Skip the images and copy each record exactly as written.

═══ MATERIAL FOR THE TASK ═══

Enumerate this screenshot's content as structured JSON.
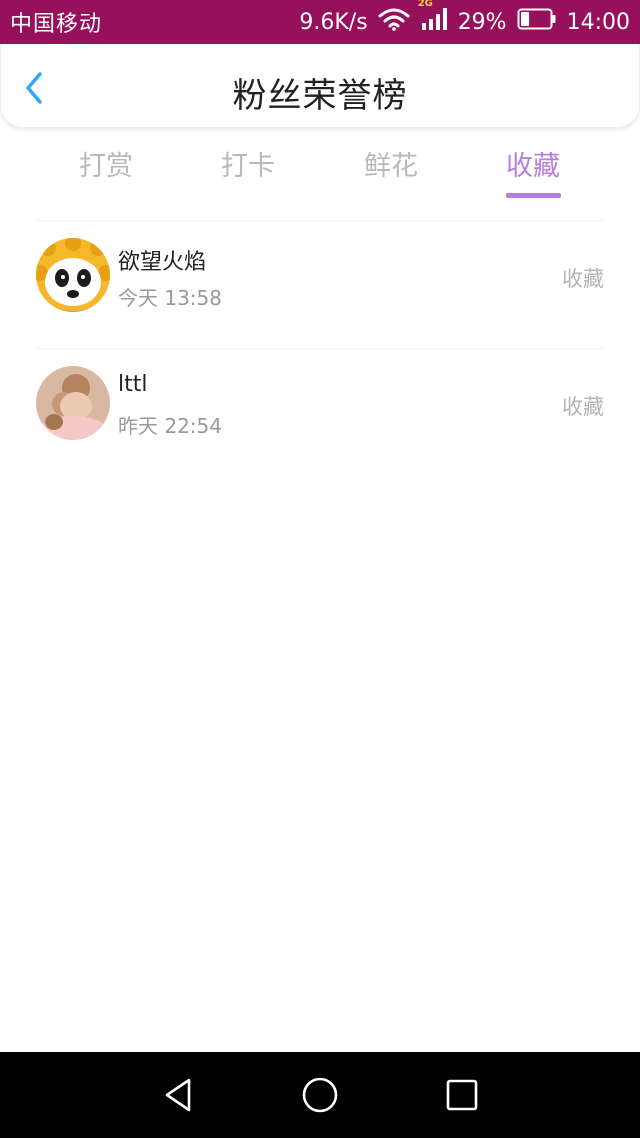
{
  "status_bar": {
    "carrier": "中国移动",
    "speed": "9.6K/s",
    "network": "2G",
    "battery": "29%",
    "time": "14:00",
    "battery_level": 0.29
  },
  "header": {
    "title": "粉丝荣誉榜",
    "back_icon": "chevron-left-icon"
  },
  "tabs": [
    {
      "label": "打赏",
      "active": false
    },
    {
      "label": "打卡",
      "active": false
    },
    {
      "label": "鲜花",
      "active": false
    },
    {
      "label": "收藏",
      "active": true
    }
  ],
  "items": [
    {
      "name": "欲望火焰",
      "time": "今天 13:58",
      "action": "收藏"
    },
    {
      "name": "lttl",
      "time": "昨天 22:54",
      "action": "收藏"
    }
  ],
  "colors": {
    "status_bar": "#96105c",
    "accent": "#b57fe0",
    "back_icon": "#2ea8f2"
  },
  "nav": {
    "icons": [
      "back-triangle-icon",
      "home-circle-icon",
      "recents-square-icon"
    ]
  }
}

═══

— RESULT —
Enumerate this screenshot's content as structured JSON.
{
  "status_bar": {
    "carrier": "中国移动",
    "speed": "9.6K/s",
    "network": "2G",
    "battery": "29%",
    "time": "14:00",
    "battery_level": 0.29
  },
  "header": {
    "title": "粉丝荣誉榜",
    "back_icon": "chevron-left-icon"
  },
  "tabs": [
    {
      "label": "打赏",
      "active": false
    },
    {
      "label": "打卡",
      "active": false
    },
    {
      "label": "鲜花",
      "active": false
    },
    {
      "label": "收藏",
      "active": true
    }
  ],
  "items": [
    {
      "name": "欲望火焰",
      "time": "今天 13:58",
      "action": "收藏"
    },
    {
      "name": "lttl",
      "time": "昨天 22:54",
      "action": "收藏"
    }
  ],
  "colors": {
    "status_bar": "#96105c",
    "accent": "#b57fe0",
    "back_icon": "#2ea8f2"
  },
  "nav": {
    "icons": [
      "back-triangle-icon",
      "home-circle-icon",
      "recents-square-icon"
    ]
  }
}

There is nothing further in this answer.